_SOURCE DOCUMENT:_

┌──

Ole Johnny is 38 now and still doing his fast-stepping number. Take last December when, after five seasons of coaching Iowa State out of a bad case of the defeats, he took the Cyclones to the Liberty Bowl in Memphis, lost a 31-30 thriller to Georgia Tech, then hotfooted it east a few short hours later to begin another revival program at Pittsburgh, assuring everyone within hog-calling distance that he "would do anything that it takes to bring winning football back to Pitt."
The reason for Majors' sprint was that he well knew that in order to win he would need a TD—Tony Drew Dorsett, to be exact. Dorsett, an All-America tailback at Hopewell High School in Aliquippa, Pa., was the state's most sought-after natural resource since the discovery of bituminous coal, and less than 24 hours after he flashed into Pittsburgh, Johnny Lightning went mining.
The new Pitt coach cornered Dorsett and teammate Ed Wilamowski at the dining room table in the home of Hopewell High Coach Butch Ross. Over Christmas cookies and cider, Majors, a kind of backwoods Norman Vincent Peale on the recruiting trail, delivered a two-hour sermon that in essence went something like this: "You boys come to Pitt and you'll have the opportunity to be part of something new. You'll have a chance to be different, to be unique. You can play early. You can play before your home folks. You can play good ole exciting, wide-open, cow-pasture football. And, I guarantee it, you'll play with pride and enthusiasm. Yes, sir, you'll have a calling. You're not going to learn how to lose. You're going to learn how to...win!"
Recalls Ross: "I don't know what Tony and Ed were thinking but I do know that my wife was ready to sign up with Pitt right on the spot."
Nobody knew what Dorsett was thinking. He is so quiet that his full sentence is another's oration. Also, he was being gang-tackled by recruiters from 68 colleges and, he says, "going to all those big campuses and hearing the usual rap was getting tiring." Woody Hayes came around twice on behalf of Ohio State. Joe Paterno put in a pair of appearances, spiriting him off to a distant motel room on one occasion where, as Tony recalls it, he was all but promised the Heisman Trophy if he went to Penn State.
In the end, though, both Dorsett and Wilamowski, a strapping defensive end, signed with Pitt. Tony remains vague as to exactly why he became a disciple of Johnny Majors' Traveling Revival Show, except to say that the playing-before-the-home-folks line got to him a little bit. That and the fact that Majors came to see him 10 times while Jackie Sherrill, the new assistant head coach at Pitt, staged one of the most intensive one-man recruiting drives in history by visiting Dorsett three times a week for six months.

└──

_WRITTEN PROBLEM A:_ Transcribe the listing word for word, from its first line up to and including the line with "rsi-value: 31.0594 — [53, 517, 93, 529]".

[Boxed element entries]
┌──

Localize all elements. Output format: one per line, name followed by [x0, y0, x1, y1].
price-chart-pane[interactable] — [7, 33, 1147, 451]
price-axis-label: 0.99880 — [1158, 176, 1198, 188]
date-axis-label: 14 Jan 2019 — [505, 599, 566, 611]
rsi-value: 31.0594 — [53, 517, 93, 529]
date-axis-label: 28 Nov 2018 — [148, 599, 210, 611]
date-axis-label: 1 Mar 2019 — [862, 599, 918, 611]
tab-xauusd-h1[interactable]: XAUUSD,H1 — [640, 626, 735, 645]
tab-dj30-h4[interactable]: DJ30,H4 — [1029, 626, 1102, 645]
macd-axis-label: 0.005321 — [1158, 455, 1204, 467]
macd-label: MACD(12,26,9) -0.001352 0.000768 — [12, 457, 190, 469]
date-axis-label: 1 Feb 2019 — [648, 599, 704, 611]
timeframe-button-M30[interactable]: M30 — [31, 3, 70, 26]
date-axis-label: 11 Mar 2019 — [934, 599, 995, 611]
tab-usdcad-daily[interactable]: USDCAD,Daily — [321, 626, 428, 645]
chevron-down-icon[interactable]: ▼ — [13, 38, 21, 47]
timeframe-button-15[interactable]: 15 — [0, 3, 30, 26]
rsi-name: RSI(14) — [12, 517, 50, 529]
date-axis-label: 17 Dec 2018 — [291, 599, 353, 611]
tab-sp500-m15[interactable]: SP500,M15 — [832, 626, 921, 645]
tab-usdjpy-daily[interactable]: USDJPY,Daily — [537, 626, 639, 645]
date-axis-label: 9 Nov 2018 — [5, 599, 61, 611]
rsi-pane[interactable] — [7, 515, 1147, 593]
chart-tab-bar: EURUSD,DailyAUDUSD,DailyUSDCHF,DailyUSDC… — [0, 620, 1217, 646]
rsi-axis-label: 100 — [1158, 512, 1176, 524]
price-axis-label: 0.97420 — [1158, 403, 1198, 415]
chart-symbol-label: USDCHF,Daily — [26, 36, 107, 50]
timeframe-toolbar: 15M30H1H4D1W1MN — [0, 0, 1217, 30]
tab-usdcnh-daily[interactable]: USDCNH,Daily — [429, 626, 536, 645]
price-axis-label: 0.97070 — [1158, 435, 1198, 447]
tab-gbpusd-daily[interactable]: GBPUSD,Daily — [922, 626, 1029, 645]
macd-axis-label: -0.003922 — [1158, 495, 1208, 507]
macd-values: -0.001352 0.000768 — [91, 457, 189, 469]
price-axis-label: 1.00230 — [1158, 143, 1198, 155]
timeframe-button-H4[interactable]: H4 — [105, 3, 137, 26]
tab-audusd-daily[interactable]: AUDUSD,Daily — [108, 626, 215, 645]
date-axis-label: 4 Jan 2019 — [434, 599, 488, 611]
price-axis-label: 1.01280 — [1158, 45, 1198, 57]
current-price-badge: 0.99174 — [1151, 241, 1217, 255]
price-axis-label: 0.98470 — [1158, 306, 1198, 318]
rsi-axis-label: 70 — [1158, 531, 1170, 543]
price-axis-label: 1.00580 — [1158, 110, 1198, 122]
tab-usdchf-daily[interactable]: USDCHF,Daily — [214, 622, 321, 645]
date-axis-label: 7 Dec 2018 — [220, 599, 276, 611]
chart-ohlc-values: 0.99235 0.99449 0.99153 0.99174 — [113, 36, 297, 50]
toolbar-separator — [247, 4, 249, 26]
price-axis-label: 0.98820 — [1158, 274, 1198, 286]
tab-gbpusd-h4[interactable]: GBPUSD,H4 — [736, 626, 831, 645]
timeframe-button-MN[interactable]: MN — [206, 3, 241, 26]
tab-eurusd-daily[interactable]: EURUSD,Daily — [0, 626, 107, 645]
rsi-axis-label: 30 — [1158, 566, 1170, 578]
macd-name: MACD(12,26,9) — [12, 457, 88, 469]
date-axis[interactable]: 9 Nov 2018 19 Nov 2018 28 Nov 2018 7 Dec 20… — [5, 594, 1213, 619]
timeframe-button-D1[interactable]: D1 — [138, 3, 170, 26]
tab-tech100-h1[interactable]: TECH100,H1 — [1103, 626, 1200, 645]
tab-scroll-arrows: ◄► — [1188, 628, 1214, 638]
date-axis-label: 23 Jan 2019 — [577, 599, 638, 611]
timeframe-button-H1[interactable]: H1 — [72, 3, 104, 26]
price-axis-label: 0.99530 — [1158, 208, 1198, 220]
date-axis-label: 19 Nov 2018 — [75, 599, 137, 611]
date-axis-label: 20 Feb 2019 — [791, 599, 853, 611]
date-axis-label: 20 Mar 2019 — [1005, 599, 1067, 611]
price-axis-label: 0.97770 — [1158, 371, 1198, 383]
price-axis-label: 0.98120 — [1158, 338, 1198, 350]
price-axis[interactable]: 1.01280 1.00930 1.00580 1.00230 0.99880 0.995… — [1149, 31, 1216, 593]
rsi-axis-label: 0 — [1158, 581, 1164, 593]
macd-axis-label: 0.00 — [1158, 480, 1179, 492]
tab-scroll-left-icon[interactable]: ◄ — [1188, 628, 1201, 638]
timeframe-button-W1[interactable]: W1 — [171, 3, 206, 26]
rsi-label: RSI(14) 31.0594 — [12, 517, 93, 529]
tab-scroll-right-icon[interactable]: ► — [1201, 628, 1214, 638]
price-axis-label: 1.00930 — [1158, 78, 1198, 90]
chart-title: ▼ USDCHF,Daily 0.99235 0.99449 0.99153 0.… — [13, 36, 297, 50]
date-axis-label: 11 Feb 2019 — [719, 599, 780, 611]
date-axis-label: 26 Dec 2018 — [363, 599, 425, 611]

└──

_WRITTEN PROBLEM B:_ Pick up the article on Pitt's recruitment of Tony Dorsett after its final sentence and keep it going.

_WRITTEN ANSWER A:_
Localize all elements. Output format: one per line, name followed by [x0, y0, x1, y1].
price-chart-pane[interactable] — [7, 33, 1147, 451]
price-axis-label: 0.99880 — [1158, 176, 1198, 188]
date-axis-label: 14 Jan 2019 — [505, 599, 566, 611]
rsi-value: 31.0594 — [53, 517, 93, 529]

_WRITTEN ANSWER B:_
The clincher, however, just might have had something to do with the fact that for Dorsett the worst part of having to talk to all those recruiters at school was that "I was always missing lunch." Knowing that, Sherrill brought his 70-year-old mother in from Biloxi, Miss. to hand deliver a freshly baked rhubarb pie to the Dorsett home. "That pie was gooood," says Tony in a rare show of exuberance. "I had to fight my mother for the last piece. I'd like to get some more of that pie."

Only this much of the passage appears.